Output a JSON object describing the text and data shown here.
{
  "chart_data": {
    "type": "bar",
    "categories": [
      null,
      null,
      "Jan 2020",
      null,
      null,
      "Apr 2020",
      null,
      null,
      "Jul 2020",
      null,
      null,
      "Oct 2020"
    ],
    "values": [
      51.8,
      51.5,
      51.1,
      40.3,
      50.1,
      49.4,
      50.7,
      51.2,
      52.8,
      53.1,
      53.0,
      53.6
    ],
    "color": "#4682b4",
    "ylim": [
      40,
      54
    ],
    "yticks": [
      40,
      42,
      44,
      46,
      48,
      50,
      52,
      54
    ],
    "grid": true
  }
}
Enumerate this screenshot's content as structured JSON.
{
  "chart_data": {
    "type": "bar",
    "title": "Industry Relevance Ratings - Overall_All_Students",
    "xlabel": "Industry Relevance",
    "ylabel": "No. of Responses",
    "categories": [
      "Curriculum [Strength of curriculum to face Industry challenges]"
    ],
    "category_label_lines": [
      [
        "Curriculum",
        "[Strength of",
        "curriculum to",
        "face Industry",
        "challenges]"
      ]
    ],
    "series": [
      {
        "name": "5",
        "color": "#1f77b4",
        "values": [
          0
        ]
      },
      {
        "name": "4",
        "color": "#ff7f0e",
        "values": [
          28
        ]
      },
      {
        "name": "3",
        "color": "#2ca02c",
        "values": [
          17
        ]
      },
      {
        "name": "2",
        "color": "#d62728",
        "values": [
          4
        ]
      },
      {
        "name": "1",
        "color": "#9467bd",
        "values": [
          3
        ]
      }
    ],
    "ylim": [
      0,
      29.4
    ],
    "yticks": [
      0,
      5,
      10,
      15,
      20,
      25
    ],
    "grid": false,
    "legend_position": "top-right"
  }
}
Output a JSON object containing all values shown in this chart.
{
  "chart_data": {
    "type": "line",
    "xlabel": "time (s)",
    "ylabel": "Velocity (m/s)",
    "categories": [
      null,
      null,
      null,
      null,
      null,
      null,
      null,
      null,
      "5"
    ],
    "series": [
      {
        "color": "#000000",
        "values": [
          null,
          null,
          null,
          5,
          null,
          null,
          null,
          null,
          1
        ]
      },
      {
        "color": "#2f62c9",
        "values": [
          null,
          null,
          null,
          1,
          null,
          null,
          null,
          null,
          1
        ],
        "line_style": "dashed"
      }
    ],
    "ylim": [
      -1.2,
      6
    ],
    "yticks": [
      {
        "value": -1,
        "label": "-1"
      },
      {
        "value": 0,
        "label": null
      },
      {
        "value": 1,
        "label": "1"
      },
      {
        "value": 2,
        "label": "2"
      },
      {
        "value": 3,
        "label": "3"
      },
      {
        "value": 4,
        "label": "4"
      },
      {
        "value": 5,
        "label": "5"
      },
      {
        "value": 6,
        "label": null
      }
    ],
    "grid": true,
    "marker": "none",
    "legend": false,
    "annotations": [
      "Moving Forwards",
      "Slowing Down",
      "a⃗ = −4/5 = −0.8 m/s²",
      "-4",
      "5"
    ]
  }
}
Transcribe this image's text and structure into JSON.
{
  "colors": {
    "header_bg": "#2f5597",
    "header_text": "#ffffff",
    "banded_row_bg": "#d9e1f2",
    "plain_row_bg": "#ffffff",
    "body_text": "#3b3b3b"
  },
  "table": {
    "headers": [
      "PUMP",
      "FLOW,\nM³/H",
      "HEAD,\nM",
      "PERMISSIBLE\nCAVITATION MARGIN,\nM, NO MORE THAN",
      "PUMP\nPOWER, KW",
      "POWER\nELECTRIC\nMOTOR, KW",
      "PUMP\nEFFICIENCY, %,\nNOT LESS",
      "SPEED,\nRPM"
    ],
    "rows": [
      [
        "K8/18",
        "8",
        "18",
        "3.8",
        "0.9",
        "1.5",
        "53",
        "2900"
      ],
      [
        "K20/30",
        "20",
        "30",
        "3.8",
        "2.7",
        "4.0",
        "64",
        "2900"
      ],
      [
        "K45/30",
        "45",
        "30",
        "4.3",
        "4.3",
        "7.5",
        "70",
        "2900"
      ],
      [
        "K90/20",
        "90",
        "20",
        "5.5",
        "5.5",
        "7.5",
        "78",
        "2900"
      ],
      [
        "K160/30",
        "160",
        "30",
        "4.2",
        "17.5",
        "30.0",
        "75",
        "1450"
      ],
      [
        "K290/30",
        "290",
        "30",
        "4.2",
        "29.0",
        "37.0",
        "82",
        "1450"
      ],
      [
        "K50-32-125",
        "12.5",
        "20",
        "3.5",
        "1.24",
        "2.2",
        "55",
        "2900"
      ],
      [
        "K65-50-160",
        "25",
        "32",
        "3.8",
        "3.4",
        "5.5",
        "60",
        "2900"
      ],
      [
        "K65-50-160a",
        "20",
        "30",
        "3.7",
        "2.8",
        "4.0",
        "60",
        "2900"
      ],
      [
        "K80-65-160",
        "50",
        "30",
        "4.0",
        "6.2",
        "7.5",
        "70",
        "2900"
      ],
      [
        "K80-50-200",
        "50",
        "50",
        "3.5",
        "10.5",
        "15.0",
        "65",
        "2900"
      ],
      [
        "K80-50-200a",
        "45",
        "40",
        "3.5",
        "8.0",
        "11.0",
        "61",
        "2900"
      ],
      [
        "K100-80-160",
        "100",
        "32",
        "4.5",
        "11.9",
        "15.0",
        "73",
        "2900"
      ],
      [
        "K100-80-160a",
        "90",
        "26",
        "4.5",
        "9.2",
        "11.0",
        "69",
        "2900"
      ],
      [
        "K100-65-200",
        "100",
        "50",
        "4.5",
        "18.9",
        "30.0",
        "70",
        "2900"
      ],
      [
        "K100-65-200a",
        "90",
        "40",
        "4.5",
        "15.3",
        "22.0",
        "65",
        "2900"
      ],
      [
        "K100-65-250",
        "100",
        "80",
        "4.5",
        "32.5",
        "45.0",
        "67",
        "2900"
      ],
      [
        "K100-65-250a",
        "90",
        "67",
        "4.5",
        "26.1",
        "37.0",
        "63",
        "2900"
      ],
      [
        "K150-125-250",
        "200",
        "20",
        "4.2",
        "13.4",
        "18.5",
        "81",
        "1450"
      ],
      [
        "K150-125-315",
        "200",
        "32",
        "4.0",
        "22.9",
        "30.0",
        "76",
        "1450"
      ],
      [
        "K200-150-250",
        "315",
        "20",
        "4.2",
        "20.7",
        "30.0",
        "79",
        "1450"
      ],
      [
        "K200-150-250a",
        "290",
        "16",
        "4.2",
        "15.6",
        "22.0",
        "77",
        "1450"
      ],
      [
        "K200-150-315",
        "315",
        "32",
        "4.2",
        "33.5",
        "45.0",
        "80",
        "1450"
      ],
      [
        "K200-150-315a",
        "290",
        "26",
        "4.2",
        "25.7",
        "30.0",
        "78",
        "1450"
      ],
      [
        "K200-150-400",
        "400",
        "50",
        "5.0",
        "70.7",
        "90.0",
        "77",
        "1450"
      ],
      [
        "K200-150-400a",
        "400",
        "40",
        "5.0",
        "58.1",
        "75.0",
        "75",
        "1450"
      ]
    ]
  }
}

#### What this task involves
Retype all of the material above with every character intact.

#### Correct response
Output a JSON object describing the text and data shown here.
{
  "chart_data": {
    "type": "bar",
    "categories": [
      null,
      null,
      "Jan 2020",
      null,
      null,
      "Apr 2020",
      null,
      null,
      "Jul 2020",
      null,
      null,
      "Oct 2020"
    ],
    "values": [
      51.8,
      51.5,
      51.1,
      40.3,
      50.1,
      49.4,
      50.7,
      51.2,
      52.8,
      53.1,
      53.0,
      53.6
    ],
    "color": "#4682b4",
    "ylim": [
      40,
      54
    ],
    "yticks": [
      40,
      42,
      44,
      46,
      48,
      50,
      52,
      54
    ],
    "grid": true
  }
}
Enumerate this screenshot's content as structured JSON.
{
  "chart_data": {
    "type": "bar",
    "title": "Industry Relevance Ratings - Overall_All_Students",
    "xlabel": "Industry Relevance",
    "ylabel": "No. of Responses",
    "categories": [
      "Curriculum [Strength of curriculum to face Industry challenges]"
    ],
    "category_label_lines": [
      [
        "Curriculum",
        "[Strength of",
        "curriculum to",
        "face Industry",
        "challenges]"
      ]
    ],
    "series": [
      {
        "name": "5",
        "color": "#1f77b4",
        "values": [
          0
        ]
      },
      {
        "name": "4",
        "color": "#ff7f0e",
        "values": [
          28
        ]
      },
      {
        "name": "3",
        "color": "#2ca02c",
        "values": [
          17
        ]
      },
      {
        "name": "2",
        "color": "#d62728",
        "values": [
          4
        ]
      },
      {
        "name": "1",
        "color": "#9467bd",
        "values": [
          3
        ]
      }
    ],
    "ylim": [
      0,
      29.4
    ],
    "yticks": [
      0,
      5,
      10,
      15,
      20,
      25
    ],
    "grid": false,
    "legend_position": "top-right"
  }
}
Output a JSON object containing all values shown in this chart.
{
  "chart_data": {
    "type": "line",
    "xlabel": "time (s)",
    "ylabel": "Velocity (m/s)",
    "categories": [
      null,
      null,
      null,
      null,
      null,
      null,
      null,
      null,
      "5"
    ],
    "series": [
      {
        "color": "#000000",
        "values": [
          null,
          null,
          null,
          5,
          null,
          null,
          null,
          null,
          1
        ]
      },
      {
        "color": "#2f62c9",
        "values": [
          null,
          null,
          null,
          1,
          null,
          null,
          null,
          null,
          1
        ],
        "line_style": "dashed"
      }
    ],
    "ylim": [
      -1.2,
      6
    ],
    "yticks": [
      {
        "value": -1,
        "label": "-1"
      },
      {
        "value": 0,
        "label": null
      },
      {
        "value": 1,
        "label": "1"
      },
      {
        "value": 2,
        "label": "2"
      },
      {
        "value": 3,
        "label": "3"
      },
      {
        "value": 4,
        "label": "4"
      },
      {
        "value": 5,
        "label": "5"
      },
      {
        "value": 6,
        "label": null
      }
    ],
    "grid": true,
    "marker": "none",
    "legend": false,
    "annotations": [
      "Moving Forwards",
      "Slowing Down",
      "a⃗ = −4/5 = −0.8 m/s²",
      "-4",
      "5"
    ]
  }
}
Transcribe this image's text and structure into JSON.
{
  "colors": {
    "header_bg": "#2f5597",
    "header_text": "#ffffff",
    "banded_row_bg": "#d9e1f2",
    "plain_row_bg": "#ffffff",
    "body_text": "#3b3b3b"
  },
  "table": {
    "headers": [
      "PUMP",
      "FLOW,\nM³/H",
      "HEAD,\nM",
      "PERMISSIBLE\nCAVITATION MARGIN,\nM, NO MORE THAN",
      "PUMP\nPOWER, KW",
      "POWER\nELECTRIC\nMOTOR, KW",
      "PUMP\nEFFICIENCY, %,\nNOT LESS",
      "SPEED,\nRPM"
    ],
    "rows": [
      [
        "K8/18",
        "8",
        "18",
        "3.8",
        "0.9",
        "1.5",
        "53",
        "2900"
      ],
      [
        "K20/30",
        "20",
        "30",
        "3.8",
        "2.7",
        "4.0",
        "64",
        "2900"
      ],
      [
        "K45/30",
        "45",
        "30",
        "4.3",
        "4.3",
        "7.5",
        "70",
        "2900"
      ],
      [
        "K90/20",
        "90",
        "20",
        "5.5",
        "5.5",
        "7.5",
        "78",
        "2900"
      ],
      [
        "K160/30",
        "160",
        "30",
        "4.2",
        "17.5",
        "30.0",
        "75",
        "1450"
      ],
      [
        "K290/30",
        "290",
        "30",
        "4.2",
        "29.0",
        "37.0",
        "82",
        "1450"
      ],
      [
        "K50-32-125",
        "12.5",
        "20",
        "3.5",
        "1.24",
        "2.2",
        "55",
        "2900"
      ],
      [
        "K65-50-160",
        "25",
        "32",
        "3.8",
        "3.4",
        "5.5",
        "60",
        "2900"
      ],
      [
        "K65-50-160a",
        "20",
        "30",
        "3.7",
        "2.8",
        "4.0",
        "60",
        "2900"
      ],
      [
        "K80-65-160",
        "50",
        "30",
        "4.0",
        "6.2",
        "7.5",
        "70",
        "2900"
      ],
      [
        "K80-50-200",
        "50",
        "50",
        "3.5",
        "10.5",
        "15.0",
        "65",
        "2900"
      ],
      [
        "K80-50-200a",
        "45",
        "40",
        "3.5",
        "8.0",
        "11.0",
        "61",
        "2900"
      ],
      [
        "K100-80-160",
        "100",
        "32",
        "4.5",
        "11.9",
        "15.0",
        "73",
        "2900"
      ],
      [
        "K100-80-160a",
        "90",
        "26",
        "4.5",
        "9.2",
        "11.0",
        "69",
        "2900"
      ],
      [
        "K100-65-200",
        "100",
        "50",
        "4.5",
        "18.9",
        "30.0",
        "70",
        "2900"
      ],
      [
        "K100-65-200a",
        "90",
        "40",
        "4.5",
        "15.3",
        "22.0",
        "65",
        "2900"
      ],
      [
        "K100-65-250",
        "100",
        "80",
        "4.5",
        "32.5",
        "45.0",
        "67",
        "2900"
      ],
      [
        "K100-65-250a",
        "90",
        "67",
        "4.5",
        "26.1",
        "37.0",
        "63",
        "2900"
      ],
      [
        "K150-125-250",
        "200",
        "20",
        "4.2",
        "13.4",
        "18.5",
        "81",
        "1450"
      ],
      [
        "K150-125-315",
        "200",
        "32",
        "4.0",
        "22.9",
        "30.0",
        "76",
        "1450"
      ],
      [
        "K200-150-250",
        "315",
        "20",
        "4.2",
        "20.7",
        "30.0",
        "79",
        "1450"
      ],
      [
        "K200-150-250a",
        "290",
        "16",
        "4.2",
        "15.6",
        "22.0",
        "77",
        "1450"
      ],
      [
        "K200-150-315",
        "315",
        "32",
        "4.2",
        "33.5",
        "45.0",
        "80",
        "1450"
      ],
      [
        "K200-150-315a",
        "290",
        "26",
        "4.2",
        "25.7",
        "30.0",
        "78",
        "1450"
      ],
      [
        "K200-150-400",
        "400",
        "50",
        "5.0",
        "70.7",
        "90.0",
        "77",
        "1450"
      ],
      [
        "K200-150-400a",
        "400",
        "40",
        "5.0",
        "58.1",
        "75.0",
        "75",
        "1450"
      ]
    ]
  }
}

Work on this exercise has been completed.